Search the data for the string "Muhammad" and extract every line where it appears.

<<<<

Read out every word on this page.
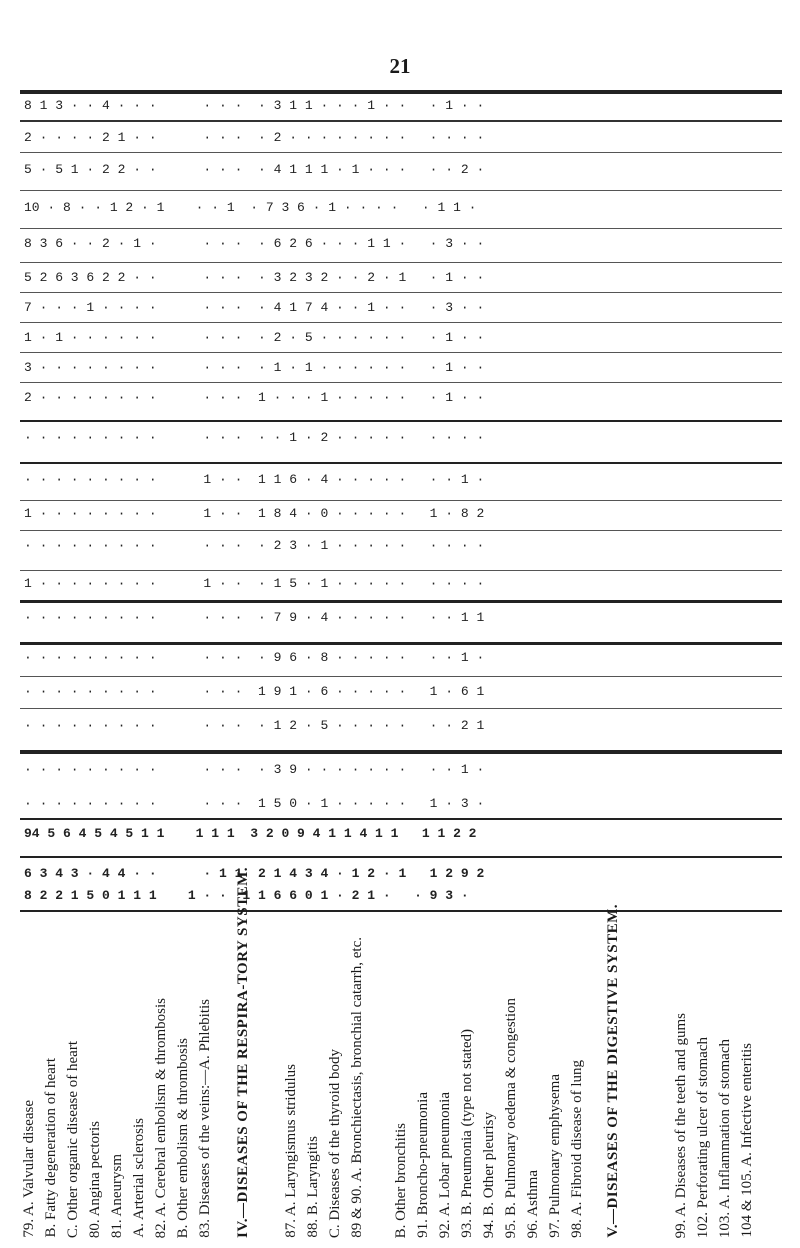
21
8 1 3 · · 4 · · ·      · · ·  · 3 1 1 · · · 1 · ·   · 1 · ·
2 · · · · 2 1 · ·      · · ·  · 2 · · · · · · · ·   · · · ·
5 · 5 1 · 2 2 · ·      · · ·  · 4 1 1 1 · 1 · · ·   · · 2 ·
10 · 8 · · 1 2 · 1    · · 1  · 7 3 6 · 1 · · · ·   · 1 1 ·
8 3 6 · · 2 · 1 ·      · · ·  · 6 2 6 · · · 1 1 ·   · 3 · ·
5 2 6 3 6 2 2 · ·      · · ·  · 3 2 3 2 · · 2 · 1   · 1 · ·
7 · · · 1 · · · ·      · · ·  · 4 1 7 4 · · 1 · ·   · 3 · ·
1 · 1 · · · · · ·      · · ·  · 2 · 5 · · · · · ·   · 1 · ·
3 · · · · · · · ·      · · ·  · 1 · 1 · · · · · ·   · 1 · ·
2 · · · · · · · ·      · · ·  1 · · · 1 · · · · ·   · 1 · ·
· · · · · · · · ·      · · ·  · · 1 · 2 · · · · ·   · · · ·
· · · · · · · · ·      1 · ·  1 1 6 · 4 · · · · ·   · · 1 ·
1 · · · · · · · ·      1 · ·  1 8 4 · 0 · · · · ·   1 · 8 2
· · · · · · · · ·      · · ·  · 2 3 · 1 · · · · ·   · · · ·
1 · · · · · · · ·      1 · ·  · 1 5 · 1 · · · · ·   · · · ·
· · · · · · · · ·      · · ·  · 7 9 · 4 · · · · ·   · · 1 1
· · · · · · · · ·      · · ·  · 9 6 · 8 · · · · ·   · · 1 ·
· · · · · · · · ·      · · ·  1 9 1 · 6 · · · · ·   1 · 6 1
· · · · · · · · ·      · · ·  · 1 2 · 5 · · · · ·   · · 2 1
· · · · · · · · ·      · · ·  · 3 9 · · · · · · ·   · · 1 ·
· · · · · · · · ·      · · ·  1 5 0 · 1 · · · · ·   1 · 3 ·
94 5 6 4 5 4 5 1 1    1 1 1  3 2 0 9 4 1 1 4 1 1   1 1 2 2
6 3 4 3 · 4 4 · ·      · 1 1  2 1 4 3 4 · 1 2 · 1   1 2 9 2
8 2 2 1 5 0 1 1 1    1 · ·  1 1 6 6 0 1 · 2 1 ·   · 9 3 ·
79. A. Valvular disease B. Fatty degeneration of heart C. Other organic disease of heart 80. Angina pectoris 81. Aneurysm A. Arterial sclerosis 82. A. Cerebral embolism & thrombosis B. Other embolism & thrombosis 83. Diseases of the veins:—A. Phlebitis IV.—DISEASES OF THE RESPIRA-TORY SYSTEM. 87. A. Laryngismus stridulus 88. B. Laryngitis C. Diseases of the thyroid body 89 & 90. A. Bronchiectasis, bronchial catarrh, etc. B. Other bronchitis 91. Broncho-pneumonia 92. A. Lobar pneumonia 93. B. Pneumonia (type not stated) 94. B. Other pleurisy 95. B. Pulmonary oedema & congestion 96. Asthma 97. Pulmonary emphysema 98. A. Fibroid disease of lung V.—DISEASES OF THE DIGESTIVE SYSTEM.	99. A. Diseases of the teeth and gums 102. Perforating ulcer of stomach 103. A. Inflammation of stomach 104 & 105. A. Infective enteritis
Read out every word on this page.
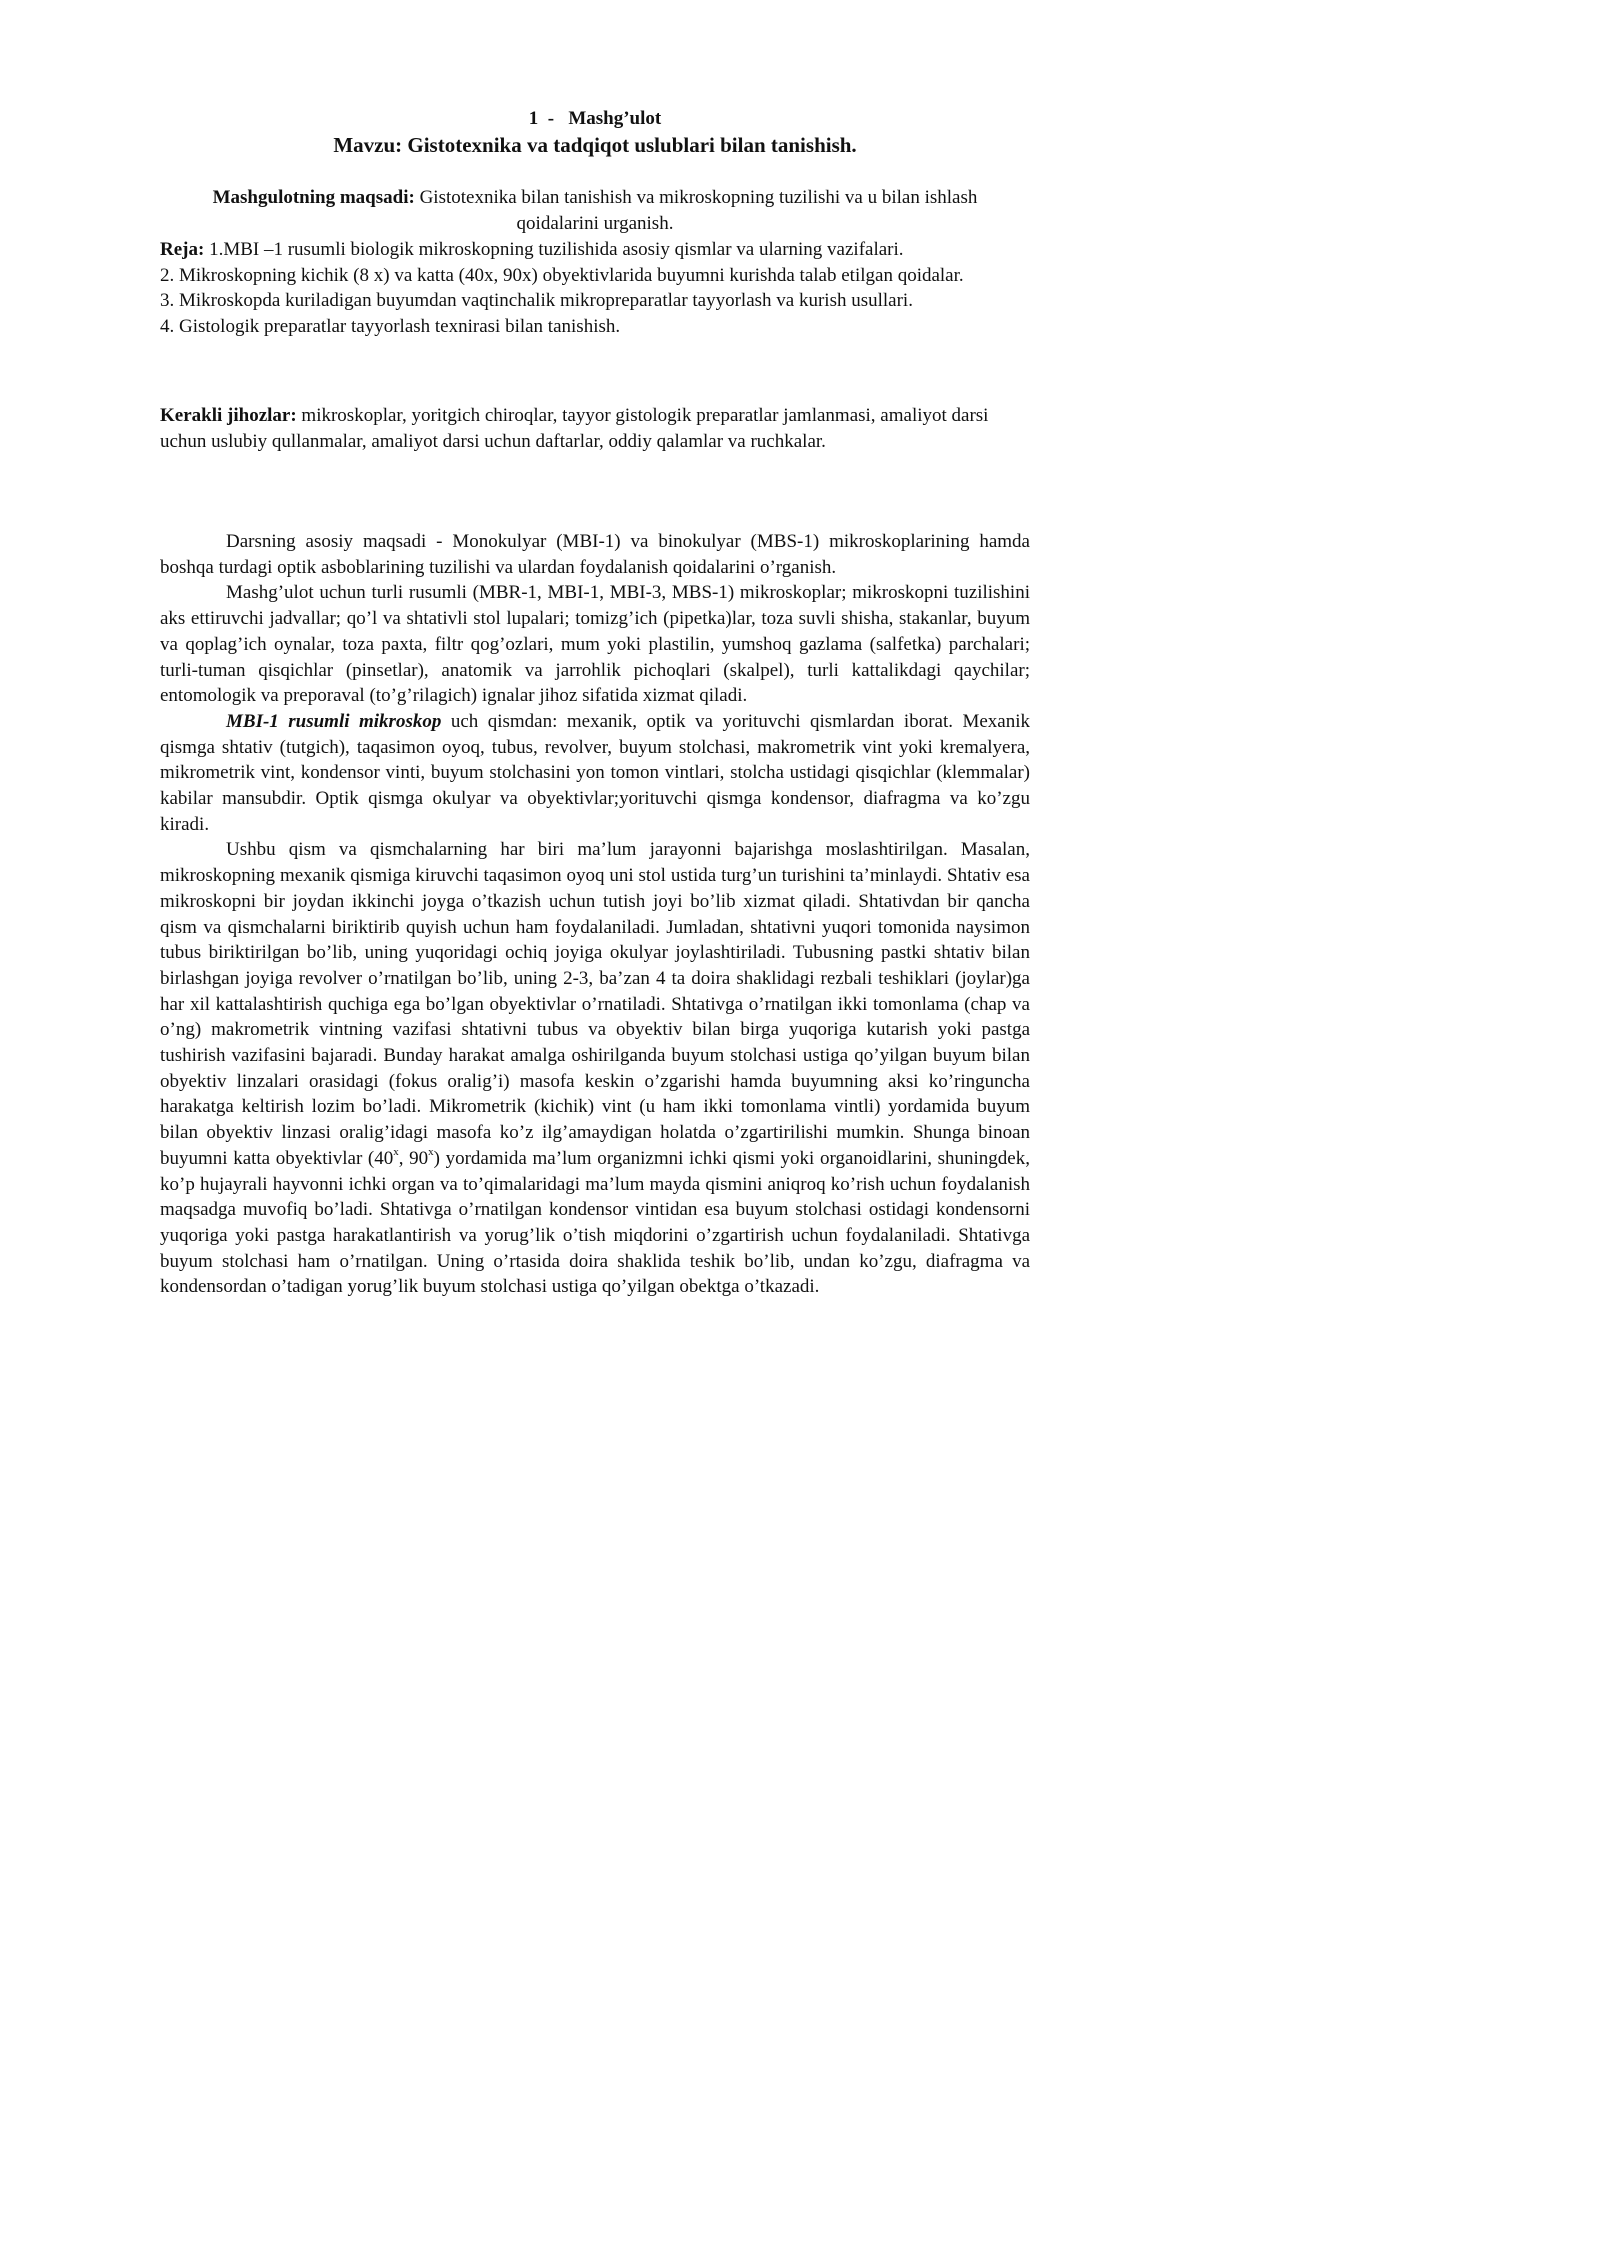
1 - Mashg’ulot

Mavzu: Gistotexnika va tadqiqot uslublari bilan tanishish.

Mashgulotning maqsadi: Gistotexnika bilan tanishish va mikroskopning tuzilishi va u bilan ishlash qoidalarini urganish.

Reja: 1.MBI –1 rusumli biologik mikroskopning tuzilishida asosiy qismlar va ularning vazifalari.

2. Mikroskopning kichik (8 x) va katta (40x, 90x) obyektivlarida buyumni kurishda talab etilgan qoidalar.

3. Mikroskopda kuriladigan buyumdan vaqtinchalik mikropreparatlar tayyorlash va kurish usullari.

4. Gistologik preparatlar tayyorlash texnirasi bilan tanishish.

Kerakli jihozlar: mikroskoplar, yoritgich chiroqlar, tayyor gistologik preparatlar jamlanmasi, amaliyot darsi uchun uslubiy qullanmalar, amaliyot darsi uchun daftarlar, oddiy qalamlar va ruchkalar.

Darsning asosiy maqsadi - Monokulyar (MBI-1) va binokulyar (MBS-1) mikroskoplarining hamda boshqa turdagi optik asboblarining tuzilishi va ulardan foydalanish qoidalarini o’rganish.

Mashg’ulot uchun turli rusumli (MBR-1, MBI-1, MBI-3, MBS-1) mikroskoplar; mikroskopni tuzilishini aks ettiruvchi jadvallar; qo’l va shtativli stol lupalari; tomizg’ich (pipetka)lar, toza suvli shisha, stakanlar, buyum va qoplag’ich oynalar, toza paxta, filtr qog’ozlari, mum yoki plastilin, yumshoq gazlama (salfetka) parchalari; turli-tuman qisqichlar (pinsetlar), anatomik va jarrohlik pichoqlari (skalpel), turli kattalikdagi qaychilar; entomologik va preporaval (to’g’rilagich) ignalar jihoz sifatida xizmat qiladi.

MBI-1 rusumli mikroskop uch qismdan: mexanik, optik va yorituvchi qismlardan iborat. Mexanik qismga shtativ (tutgich), taqasimon oyoq, tubus, revolver, buyum stolchasi, makrometrik vint yoki kremalyera, mikrometrik vint, kondensor vinti, buyum stolchasini yon tomon vintlari, stolcha ustidagi qisqichlar (klemmalar) kabilar mansubdir. Optik qismga okulyar va obyektivlar;yorituvchi qismga kondensor, diafragma va ko’zgu kiradi.

Ushbu qism va qismchalarning har biri ma’lum jarayonni bajarishga moslashtirilgan. Masalan, mikroskopning mexanik qismiga kiruvchi taqasimon oyoq uni stol ustida turg’un turishini ta’minlaydi. Shtativ esa mikroskopni bir joydan ikkinchi joyga o’tkazish uchun tutish joyi bo’lib xizmat qiladi. Shtativdan bir qancha qism va qismchalarni biriktirib quyish uchun ham foydalaniladi. Jumladan, shtativni yuqori tomonida naysimon tubus biriktirilgan bo’lib, uning yuqoridagi ochiq joyiga okulyar joylashtiriladi. Tubusning pastki shtativ bilan birlashgan joyiga revolver o’rnatilgan bo’lib, uning 2-3, ba’zan 4 ta doira shaklidagi rezbali teshiklari (joylar)ga har xil kattalashtirish quchiga ega bo’lgan obyektivlar o’rnatiladi. Shtativga o’rnatilgan ikki tomonlama (chap va o’ng) makrometrik vintning vazifasi shtativni tubus va obyektiv bilan birga yuqoriga kutarish yoki pastga tushirish vazifasini bajaradi. Bunday harakat amalga oshirilganda buyum stolchasi ustiga qo’yilgan buyum bilan obyektiv linzalari orasidagi (fokus oralig’i) masofa keskin o’zgarishi hamda buyumning aksi ko’ringuncha harakatga keltirish lozim bo’ladi. Mikrometrik (kichik) vint (u ham ikki tomonlama vintli) yordamida buyum bilan obyektiv linzasi oralig’idagi masofa ko’z ilg’amaydigan holatda o’zgartirilishi mumkin. Shunga binoan buyumni katta obyektivlar (40$^x$, 90$^x$) yordamida ma’lum organizmni ichki qismi yoki organoidlarini, shuningdek, ko’p hujayrali hayvonni ichki organ va to’qimalaridagi ma’lum mayda qismini aniqroq ko’rish uchun foydalanish maqsadga muvofiq bo’ladi. Shtativga o’rnatilgan kondensor vintidan esa buyum stolchasi ostidagi kondensorni yuqoriga yoki pastga harakatlantirish va yorug’lik o’tish miqdorini o’zgartirish uchun foydalaniladi. Shtativga buyum stolchasi ham o’rnatilgan. Uning o’rtasida doira shaklida teshik bo’lib, undan ko’zgu, diafragma va kondensordan o’tadigan yorug’lik buyum stolchasi ustiga qo’yilgan obektga o’tkazadi.
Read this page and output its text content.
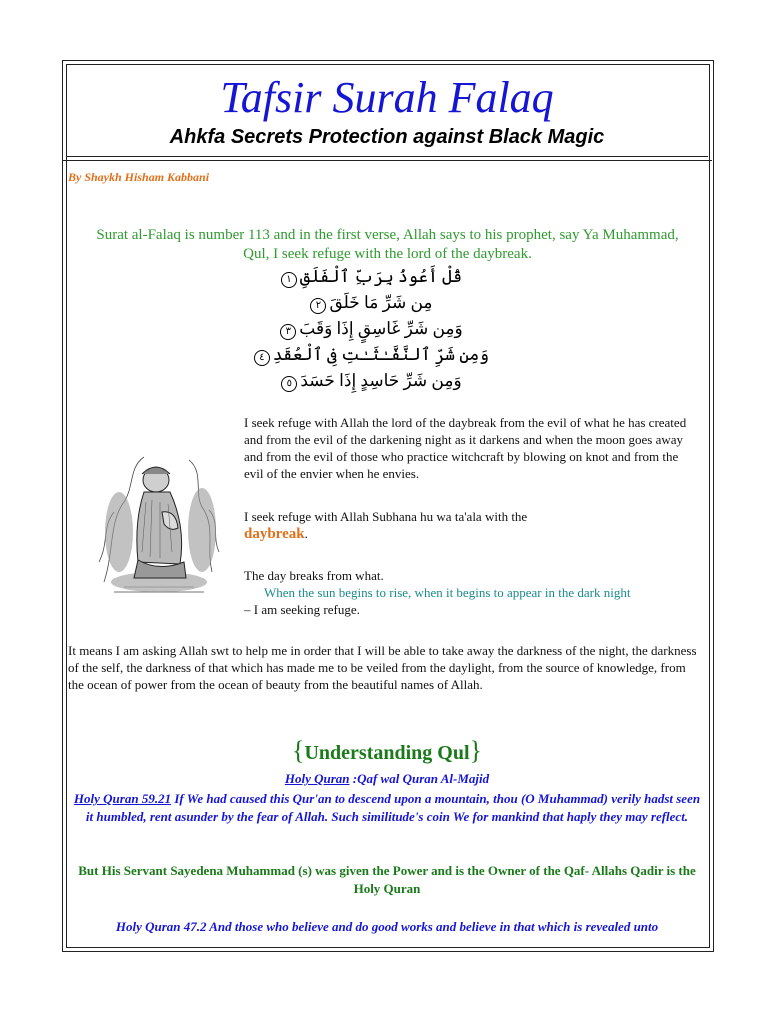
Tafsir Surah Falaq
Ahkfa Secrets Protection against Black Magic
By Shaykh Hisham Kabbani
Surat al-Falaq is number 113 and in the first verse, Allah says to his prophet, say Ya Muhammad, Qul, I seek refuge with the lord of the daybreak.
قُلْ أَعُوذُ بِرَبِّ ٱلْفَلَقِ١
مِن شَرِّ مَا خَلَقَ٢
وَمِن شَرِّ غَاسِقٍ إِذَا وَقَبَ٣
وَمِن شَرِّ ٱلنَّفَّـٰثَـٰتِ فِى ٱلْعُقَدِ٤
وَمِن شَرِّ حَاسِدٍ إِذَا حَسَدَ٥
I seek refuge with Allah the lord of the daybreak from the evil of what he has created and from the evil of the darkening night as it darkens and when the moon goes away and from the evil of those who practice witchcraft by blowing on knot and from the evil of the envier when he envies.
I seek refuge with Allah Subhana hu wa ta'ala with the
daybreak.
The day breaks from what.
When the sun begins to rise, when it begins to appear in the dark night
– I am seeking refuge.
It means I am asking Allah swt to help me in order that I will be able to take away the darkness of the night, the darkness of the self, the darkness of that which has made me to be veiled from the daylight, from the source of knowledge, from the ocean of power from the ocean of beauty from the beautiful names of Allah.
{Understanding Qul}
Holy Quran :Qaf wal Quran Al-Majid
Holy Quran 59.21 If We had caused this Qur'an to descend upon a mountain, thou (O Muhammad) verily hadst seen it humbled, rent asunder by the fear of Allah. Such similitude's coin We for mankind that haply they may reflect.
But His Servant Sayedena Muhammad (s) was given the Power and is the Owner of the Qaf- Allahs Qadir is the Holy Quran
Holy Quran 47.2 And those who believe and do good works and believe in that which is revealed unto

>>>>

_FINISHED EXERCISE_
Surat al-Falaq is number 113 and in the first verse, Allah says to his prophet, say Ya Muhammad, Qul, I seek refuge with the lord of the daybreak.
Holy Quran 59.21 If We had caused this Qur'an to descend upon a mountain, thou (O Muhammad) verily hadst seen it humbled, rent asunder by the fear of Allah. Such similitude's coin We for mankind that haply they may reflect.
But His Servant Sayedena Muhammad (s) was given the Power and is the Owner of the Qaf- Allahs Qadir is the Holy Quran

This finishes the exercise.